Copy out every line of the records where the string "Market" occurs.

>>>

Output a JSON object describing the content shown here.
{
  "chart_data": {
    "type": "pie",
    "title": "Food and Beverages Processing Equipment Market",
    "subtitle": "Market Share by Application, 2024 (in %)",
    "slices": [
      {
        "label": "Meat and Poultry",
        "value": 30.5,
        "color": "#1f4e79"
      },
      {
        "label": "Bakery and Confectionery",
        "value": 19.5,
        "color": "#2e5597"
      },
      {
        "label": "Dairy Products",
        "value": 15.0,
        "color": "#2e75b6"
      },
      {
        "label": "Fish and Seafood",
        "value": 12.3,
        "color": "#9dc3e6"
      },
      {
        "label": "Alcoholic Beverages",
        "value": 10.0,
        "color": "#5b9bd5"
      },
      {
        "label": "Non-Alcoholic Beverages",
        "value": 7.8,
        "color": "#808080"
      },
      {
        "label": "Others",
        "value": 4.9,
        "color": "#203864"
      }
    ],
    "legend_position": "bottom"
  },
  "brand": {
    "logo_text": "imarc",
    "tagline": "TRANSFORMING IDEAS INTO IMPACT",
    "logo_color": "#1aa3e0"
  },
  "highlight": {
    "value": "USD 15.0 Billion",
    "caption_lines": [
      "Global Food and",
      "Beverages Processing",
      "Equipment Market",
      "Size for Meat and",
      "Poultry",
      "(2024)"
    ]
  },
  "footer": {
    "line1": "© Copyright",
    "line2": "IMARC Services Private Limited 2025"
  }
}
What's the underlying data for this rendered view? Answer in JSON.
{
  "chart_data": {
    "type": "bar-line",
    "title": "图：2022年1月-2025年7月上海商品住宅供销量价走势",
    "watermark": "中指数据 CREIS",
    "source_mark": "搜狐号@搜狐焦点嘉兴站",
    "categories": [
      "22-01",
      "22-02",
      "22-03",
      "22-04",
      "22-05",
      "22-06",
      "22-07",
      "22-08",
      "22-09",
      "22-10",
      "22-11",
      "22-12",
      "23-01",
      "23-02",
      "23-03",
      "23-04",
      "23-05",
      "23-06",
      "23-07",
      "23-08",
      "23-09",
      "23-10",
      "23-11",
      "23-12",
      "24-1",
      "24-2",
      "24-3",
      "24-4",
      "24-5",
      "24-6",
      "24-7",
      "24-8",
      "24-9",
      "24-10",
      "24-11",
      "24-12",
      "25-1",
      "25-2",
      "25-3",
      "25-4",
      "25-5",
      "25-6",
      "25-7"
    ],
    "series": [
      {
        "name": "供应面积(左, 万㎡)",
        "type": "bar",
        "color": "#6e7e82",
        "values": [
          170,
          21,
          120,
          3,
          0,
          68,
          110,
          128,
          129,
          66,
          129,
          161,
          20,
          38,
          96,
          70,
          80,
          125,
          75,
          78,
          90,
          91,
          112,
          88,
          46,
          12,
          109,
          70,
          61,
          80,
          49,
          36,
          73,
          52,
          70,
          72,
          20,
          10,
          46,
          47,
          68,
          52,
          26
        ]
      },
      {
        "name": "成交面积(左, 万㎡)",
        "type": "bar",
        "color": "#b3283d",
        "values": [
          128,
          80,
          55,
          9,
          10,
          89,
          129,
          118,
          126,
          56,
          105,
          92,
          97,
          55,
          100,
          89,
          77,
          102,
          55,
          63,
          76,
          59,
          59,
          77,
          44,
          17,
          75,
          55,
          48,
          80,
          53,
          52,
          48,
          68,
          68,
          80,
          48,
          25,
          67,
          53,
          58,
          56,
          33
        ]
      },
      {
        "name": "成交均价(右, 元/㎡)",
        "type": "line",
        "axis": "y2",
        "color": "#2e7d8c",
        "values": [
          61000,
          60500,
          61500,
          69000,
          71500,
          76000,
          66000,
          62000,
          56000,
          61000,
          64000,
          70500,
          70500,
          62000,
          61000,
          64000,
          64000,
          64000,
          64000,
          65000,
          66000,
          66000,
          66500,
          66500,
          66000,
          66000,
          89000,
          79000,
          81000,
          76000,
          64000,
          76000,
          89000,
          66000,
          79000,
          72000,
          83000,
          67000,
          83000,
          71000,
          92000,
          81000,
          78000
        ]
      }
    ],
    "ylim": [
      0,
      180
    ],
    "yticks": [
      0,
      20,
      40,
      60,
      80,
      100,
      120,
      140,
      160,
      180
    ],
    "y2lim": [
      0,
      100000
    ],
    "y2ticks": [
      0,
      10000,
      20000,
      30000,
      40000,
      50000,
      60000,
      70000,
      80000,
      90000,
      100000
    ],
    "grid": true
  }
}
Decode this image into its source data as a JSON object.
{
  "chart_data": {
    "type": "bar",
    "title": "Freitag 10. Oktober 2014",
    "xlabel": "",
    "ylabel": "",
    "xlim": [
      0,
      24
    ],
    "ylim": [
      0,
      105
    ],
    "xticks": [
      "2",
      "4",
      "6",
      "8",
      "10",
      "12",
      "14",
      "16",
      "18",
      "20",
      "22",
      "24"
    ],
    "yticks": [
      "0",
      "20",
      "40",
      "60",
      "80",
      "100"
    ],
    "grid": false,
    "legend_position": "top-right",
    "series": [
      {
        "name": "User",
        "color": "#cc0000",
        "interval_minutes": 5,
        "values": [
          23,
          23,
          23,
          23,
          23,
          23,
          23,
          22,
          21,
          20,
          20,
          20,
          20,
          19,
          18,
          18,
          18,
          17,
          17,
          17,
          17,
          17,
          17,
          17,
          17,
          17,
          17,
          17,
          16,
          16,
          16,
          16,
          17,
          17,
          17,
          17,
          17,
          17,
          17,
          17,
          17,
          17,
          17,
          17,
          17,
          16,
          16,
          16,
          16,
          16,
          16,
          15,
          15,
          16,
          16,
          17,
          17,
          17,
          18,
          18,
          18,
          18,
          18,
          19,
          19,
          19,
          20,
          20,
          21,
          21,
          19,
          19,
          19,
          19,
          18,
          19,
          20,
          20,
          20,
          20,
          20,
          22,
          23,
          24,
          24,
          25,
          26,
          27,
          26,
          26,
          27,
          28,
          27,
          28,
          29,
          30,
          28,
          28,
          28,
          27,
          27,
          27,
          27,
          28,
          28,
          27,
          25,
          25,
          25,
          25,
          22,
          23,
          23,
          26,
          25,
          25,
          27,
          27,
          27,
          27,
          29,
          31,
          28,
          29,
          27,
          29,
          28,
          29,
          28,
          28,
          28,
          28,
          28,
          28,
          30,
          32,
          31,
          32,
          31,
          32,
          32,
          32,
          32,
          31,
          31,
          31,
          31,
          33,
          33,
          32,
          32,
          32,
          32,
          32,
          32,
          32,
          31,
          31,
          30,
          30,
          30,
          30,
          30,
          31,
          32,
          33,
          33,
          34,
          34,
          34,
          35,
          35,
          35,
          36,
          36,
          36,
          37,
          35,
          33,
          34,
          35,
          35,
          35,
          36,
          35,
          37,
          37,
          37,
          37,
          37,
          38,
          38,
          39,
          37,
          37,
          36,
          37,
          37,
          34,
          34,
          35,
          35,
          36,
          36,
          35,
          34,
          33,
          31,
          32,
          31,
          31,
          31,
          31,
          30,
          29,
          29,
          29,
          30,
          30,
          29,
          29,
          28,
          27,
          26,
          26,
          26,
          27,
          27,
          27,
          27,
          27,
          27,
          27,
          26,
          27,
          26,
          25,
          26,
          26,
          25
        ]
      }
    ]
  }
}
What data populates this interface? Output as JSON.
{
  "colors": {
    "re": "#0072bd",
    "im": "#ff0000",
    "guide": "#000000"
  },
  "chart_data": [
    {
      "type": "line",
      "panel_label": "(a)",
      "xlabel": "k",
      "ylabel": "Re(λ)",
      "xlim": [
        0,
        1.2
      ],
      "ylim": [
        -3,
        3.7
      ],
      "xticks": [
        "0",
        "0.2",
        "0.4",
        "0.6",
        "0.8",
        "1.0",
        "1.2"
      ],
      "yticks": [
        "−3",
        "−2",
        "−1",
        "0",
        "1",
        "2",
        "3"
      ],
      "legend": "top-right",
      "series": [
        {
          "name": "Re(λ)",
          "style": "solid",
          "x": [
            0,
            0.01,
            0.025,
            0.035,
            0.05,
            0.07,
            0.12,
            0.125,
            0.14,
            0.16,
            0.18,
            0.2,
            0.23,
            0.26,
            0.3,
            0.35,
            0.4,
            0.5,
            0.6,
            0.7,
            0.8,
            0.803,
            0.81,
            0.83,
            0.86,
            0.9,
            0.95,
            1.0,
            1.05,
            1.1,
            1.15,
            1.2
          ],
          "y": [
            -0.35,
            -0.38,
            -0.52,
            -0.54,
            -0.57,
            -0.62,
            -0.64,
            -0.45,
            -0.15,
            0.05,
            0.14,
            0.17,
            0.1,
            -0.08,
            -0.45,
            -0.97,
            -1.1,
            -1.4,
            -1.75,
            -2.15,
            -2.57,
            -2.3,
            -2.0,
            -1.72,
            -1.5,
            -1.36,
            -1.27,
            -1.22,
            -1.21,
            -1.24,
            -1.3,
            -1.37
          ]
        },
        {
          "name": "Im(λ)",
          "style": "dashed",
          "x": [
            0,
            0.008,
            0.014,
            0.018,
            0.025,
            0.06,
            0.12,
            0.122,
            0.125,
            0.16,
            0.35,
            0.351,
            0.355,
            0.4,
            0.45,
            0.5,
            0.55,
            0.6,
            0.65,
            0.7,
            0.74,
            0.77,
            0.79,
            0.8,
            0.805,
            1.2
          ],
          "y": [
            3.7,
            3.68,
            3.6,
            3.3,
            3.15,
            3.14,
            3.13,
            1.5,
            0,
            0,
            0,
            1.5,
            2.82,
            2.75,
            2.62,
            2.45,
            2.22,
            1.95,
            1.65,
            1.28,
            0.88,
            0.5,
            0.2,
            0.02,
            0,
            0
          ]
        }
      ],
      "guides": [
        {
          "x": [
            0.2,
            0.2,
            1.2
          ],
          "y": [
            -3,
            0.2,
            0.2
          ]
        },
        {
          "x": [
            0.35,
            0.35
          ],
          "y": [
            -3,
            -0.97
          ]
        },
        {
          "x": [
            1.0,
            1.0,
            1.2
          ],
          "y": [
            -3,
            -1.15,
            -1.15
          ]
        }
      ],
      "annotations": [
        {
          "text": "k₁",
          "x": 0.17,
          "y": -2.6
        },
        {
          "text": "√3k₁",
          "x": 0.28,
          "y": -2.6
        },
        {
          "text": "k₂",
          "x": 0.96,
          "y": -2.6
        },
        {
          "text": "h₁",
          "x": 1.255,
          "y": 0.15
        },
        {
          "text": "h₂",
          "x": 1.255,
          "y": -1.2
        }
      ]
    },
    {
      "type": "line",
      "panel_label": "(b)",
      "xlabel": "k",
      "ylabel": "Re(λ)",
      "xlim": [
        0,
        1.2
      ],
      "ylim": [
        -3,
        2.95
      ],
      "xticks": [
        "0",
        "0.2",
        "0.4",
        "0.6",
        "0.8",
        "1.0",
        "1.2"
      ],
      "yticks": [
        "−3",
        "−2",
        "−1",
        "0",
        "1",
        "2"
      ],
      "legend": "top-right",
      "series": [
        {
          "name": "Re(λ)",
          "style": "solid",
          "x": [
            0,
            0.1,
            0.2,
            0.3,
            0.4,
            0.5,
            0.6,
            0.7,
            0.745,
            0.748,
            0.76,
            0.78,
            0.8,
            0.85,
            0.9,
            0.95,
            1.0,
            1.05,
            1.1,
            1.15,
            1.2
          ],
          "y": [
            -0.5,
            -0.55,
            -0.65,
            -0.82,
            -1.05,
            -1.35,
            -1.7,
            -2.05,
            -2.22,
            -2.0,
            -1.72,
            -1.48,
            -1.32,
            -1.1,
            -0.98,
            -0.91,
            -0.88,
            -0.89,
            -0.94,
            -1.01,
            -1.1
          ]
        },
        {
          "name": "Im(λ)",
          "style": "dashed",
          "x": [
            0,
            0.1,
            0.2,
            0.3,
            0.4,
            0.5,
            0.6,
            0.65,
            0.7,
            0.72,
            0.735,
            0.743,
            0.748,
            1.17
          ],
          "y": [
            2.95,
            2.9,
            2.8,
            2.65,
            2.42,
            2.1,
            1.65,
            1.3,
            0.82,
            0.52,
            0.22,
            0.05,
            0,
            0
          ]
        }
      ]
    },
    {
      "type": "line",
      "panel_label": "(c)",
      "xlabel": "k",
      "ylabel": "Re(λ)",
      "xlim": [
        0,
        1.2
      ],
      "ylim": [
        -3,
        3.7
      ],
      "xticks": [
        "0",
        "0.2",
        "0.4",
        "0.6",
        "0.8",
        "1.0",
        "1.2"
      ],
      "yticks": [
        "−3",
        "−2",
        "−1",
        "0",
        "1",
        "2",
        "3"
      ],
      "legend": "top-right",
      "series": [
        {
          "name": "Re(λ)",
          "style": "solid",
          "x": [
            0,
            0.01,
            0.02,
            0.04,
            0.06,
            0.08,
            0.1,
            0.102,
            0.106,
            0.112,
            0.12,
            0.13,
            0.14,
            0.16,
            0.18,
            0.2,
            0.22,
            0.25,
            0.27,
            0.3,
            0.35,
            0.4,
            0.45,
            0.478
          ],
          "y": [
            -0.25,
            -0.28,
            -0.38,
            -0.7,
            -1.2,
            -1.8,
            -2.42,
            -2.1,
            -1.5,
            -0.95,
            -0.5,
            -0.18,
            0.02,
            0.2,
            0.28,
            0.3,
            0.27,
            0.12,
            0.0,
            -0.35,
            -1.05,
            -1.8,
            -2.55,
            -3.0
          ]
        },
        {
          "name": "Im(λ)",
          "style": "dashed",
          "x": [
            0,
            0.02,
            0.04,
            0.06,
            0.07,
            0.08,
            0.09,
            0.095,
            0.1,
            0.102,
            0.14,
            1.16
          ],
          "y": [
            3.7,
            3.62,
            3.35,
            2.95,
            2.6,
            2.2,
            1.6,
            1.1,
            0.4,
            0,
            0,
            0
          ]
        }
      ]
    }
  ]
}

<<<

#### Right answer
    "title": "Food and Beverages Processing Equipment Market",
    "subtitle": "Market Share by Application, 2024 (in %)",
      "Equipment Market",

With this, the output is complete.